■ Required actions
1 > Condense the paragraph of the isoalloxazine abstract that begins "Herein, we report" into a short bulleted list that keeps its main facts.
2 > Swap "c-kit" for "KIT" in the part of the isoalloxazine abstract starting with "Herein, we report" and going on through "expression of c-kit.", and give that part in full.

Trisubstituted Isoalloxazines as a New Class of G-Quadruplex Binding Ligands: Small Molecule Regulation of c-kit Oncogene Expression

• Published in: Journal of the American Chemical Society Vol. 129; no. 43; pp. 12926 - 12927
• Main Authors: Bejugam, Mallesham, Sewitz, Sven, Shirude, Pravin S, Rodriguez, Raphael, Shahid, Ramla, Balasubramanian, Shankar
• Format: Journal Article
• Language: English
• Published: 01.01.2007
• ISSN: 1272-7863; 1520-5126
• DOI: 10.1021/ja075881pPII:S0002-7863(07)05881-7

Herein, we report the design, synthesis, biophysical evaluation with primary biological data of 3,8,10-trisubstituted isoalloxazines as a new class of G-quadruplex binding ligands. We have developed a short and robust synthesis for trisubstituted isoalloxazines in good yields. The G-quadruplex binding and stabilization potential of isoalloxazines was assessed by surface plasmon resonance and fluorescence resonance energy transfer assay. The data revealed that these isoalloxazines bind and stabilize G-quadruplex DNA, but not duplex DNA, and exhibit potential for discriminating between DNA quadruplexes. Cell-based experiments using cell lines that express the proto- oncogene c-kit (MCF-7 and HGC-27) showed that such isoalloxazines can inhibit the expression of c-kit.

■ Given records
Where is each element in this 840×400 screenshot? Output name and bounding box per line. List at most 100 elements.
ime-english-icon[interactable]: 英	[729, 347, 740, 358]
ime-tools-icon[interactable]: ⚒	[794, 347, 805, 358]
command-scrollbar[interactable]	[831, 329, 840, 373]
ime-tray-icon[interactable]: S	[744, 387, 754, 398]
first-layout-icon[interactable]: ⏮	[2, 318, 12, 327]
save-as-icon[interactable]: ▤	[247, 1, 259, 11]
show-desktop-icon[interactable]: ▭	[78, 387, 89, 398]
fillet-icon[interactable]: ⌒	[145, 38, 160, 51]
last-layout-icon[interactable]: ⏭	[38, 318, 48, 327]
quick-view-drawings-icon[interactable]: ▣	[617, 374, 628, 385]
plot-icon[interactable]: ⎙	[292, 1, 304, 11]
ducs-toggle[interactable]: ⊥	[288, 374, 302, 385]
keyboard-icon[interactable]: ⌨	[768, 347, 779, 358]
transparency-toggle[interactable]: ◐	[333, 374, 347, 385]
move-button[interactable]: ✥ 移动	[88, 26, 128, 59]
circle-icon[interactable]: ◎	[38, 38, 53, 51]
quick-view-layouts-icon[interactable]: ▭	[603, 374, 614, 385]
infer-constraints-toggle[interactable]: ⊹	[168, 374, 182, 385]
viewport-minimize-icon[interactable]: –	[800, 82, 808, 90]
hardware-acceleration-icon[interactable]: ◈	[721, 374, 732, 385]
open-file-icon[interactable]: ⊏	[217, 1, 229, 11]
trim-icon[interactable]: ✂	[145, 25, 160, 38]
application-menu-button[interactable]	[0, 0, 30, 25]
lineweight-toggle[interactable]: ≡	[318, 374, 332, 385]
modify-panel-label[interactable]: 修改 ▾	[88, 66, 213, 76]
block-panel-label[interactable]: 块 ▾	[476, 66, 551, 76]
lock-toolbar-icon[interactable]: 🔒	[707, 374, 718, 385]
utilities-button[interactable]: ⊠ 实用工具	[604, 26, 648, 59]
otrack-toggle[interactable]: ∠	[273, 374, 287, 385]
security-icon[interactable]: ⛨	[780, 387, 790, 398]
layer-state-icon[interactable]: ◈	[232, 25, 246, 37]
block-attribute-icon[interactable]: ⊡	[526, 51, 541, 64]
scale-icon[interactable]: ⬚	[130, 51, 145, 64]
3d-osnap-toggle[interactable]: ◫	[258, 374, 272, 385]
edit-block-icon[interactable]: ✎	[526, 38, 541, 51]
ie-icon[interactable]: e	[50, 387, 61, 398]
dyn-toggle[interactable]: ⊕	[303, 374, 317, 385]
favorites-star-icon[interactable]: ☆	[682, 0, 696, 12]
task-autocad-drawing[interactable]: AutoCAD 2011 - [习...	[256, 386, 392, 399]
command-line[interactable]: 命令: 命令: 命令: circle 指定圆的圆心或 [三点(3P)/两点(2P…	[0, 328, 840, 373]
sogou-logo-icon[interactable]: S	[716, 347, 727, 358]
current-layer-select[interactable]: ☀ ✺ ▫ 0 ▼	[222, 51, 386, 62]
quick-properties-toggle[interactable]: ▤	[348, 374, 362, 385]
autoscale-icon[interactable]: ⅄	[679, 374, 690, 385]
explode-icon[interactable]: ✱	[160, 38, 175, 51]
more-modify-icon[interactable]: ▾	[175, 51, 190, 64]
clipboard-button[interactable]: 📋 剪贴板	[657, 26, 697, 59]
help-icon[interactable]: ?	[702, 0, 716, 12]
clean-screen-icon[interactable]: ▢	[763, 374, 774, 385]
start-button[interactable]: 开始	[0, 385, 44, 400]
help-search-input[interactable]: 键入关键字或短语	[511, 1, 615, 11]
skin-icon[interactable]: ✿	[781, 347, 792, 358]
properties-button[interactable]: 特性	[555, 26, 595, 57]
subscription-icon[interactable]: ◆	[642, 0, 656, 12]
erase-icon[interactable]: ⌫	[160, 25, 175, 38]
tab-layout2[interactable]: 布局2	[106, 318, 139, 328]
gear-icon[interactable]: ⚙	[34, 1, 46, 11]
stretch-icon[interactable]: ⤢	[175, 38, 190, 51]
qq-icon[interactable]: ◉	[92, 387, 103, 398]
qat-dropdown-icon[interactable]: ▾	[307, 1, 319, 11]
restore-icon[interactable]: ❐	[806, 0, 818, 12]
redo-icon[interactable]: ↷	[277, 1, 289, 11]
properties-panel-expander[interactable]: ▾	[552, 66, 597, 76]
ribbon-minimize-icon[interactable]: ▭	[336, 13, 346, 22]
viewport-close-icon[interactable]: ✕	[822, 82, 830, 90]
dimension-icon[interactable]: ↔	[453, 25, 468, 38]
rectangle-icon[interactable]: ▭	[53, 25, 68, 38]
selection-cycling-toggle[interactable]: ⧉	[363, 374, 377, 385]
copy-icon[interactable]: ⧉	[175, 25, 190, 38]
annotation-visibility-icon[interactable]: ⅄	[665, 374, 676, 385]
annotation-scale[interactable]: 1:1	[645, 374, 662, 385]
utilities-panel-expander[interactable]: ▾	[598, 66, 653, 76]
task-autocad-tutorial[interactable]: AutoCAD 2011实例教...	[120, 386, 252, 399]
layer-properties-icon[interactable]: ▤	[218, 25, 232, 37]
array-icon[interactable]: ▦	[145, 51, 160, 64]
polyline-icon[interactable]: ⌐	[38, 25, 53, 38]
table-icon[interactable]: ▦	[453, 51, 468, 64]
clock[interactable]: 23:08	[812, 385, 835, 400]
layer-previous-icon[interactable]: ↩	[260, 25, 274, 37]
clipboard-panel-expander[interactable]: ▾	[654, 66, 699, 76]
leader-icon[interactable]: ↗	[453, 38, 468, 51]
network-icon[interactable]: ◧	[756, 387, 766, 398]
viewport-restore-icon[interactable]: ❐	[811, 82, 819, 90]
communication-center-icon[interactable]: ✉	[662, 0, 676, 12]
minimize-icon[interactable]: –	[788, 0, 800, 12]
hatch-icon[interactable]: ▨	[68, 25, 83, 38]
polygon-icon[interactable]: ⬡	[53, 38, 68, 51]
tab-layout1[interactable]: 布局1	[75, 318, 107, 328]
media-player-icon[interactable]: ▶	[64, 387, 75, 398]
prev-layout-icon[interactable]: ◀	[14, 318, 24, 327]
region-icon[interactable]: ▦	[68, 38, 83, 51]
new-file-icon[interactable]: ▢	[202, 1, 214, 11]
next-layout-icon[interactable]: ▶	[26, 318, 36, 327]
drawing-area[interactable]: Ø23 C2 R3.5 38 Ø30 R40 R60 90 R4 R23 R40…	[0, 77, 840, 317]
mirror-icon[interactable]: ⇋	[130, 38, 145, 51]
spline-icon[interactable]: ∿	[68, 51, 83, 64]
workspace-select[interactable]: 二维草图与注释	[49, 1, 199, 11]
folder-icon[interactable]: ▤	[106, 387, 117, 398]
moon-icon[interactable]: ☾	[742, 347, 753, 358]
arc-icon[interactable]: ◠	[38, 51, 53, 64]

■ Task responses
1 >
- 3,8,10-trisubstituted isoalloxazines are presented as a new class of G-quadruplex binding ligands, with their design, synthesis, biophysical evaluation and primary biological data.
- A short, robust synthesis gives these compounds in good yields.
- Surface plasmon resonance and fluorescence resonance energy transfer assays were used to assess G-quadruplex binding and stabilization.
- The isoalloxazines bind and stabilize G-quadruplex DNA but not duplex DNA, and show potential to discriminate between DNA quadruplexes.
- In cell lines expressing the proto-oncogene c-kit (MCF-7 and HGC-27), they can inhibit c-kit expression.

2 >
Herein, we report the design, synthesis, biophysical evaluation with primary biological data of 3,8,10-trisubstituted isoalloxazines as a new class of G-quadruplex binding ligands. We have developed a short and robust synthesis for trisubstituted isoalloxazines in good yields. The G-quadruplex binding and stabilization potential of isoalloxazines was assessed by surface plasmon resonance and fluorescence resonance energy transfer assay. The data revealed that these isoalloxazines bind and stabilize G-quadruplex DNA, but not duplex DNA, and exhibit potential for discriminating between DNA quadruplexes. Cell-based experiments using cell lines that express the proto- oncogene KIT (MCF-7 and HGC-27) showed that such isoalloxazines can inhibit the expression of KIT.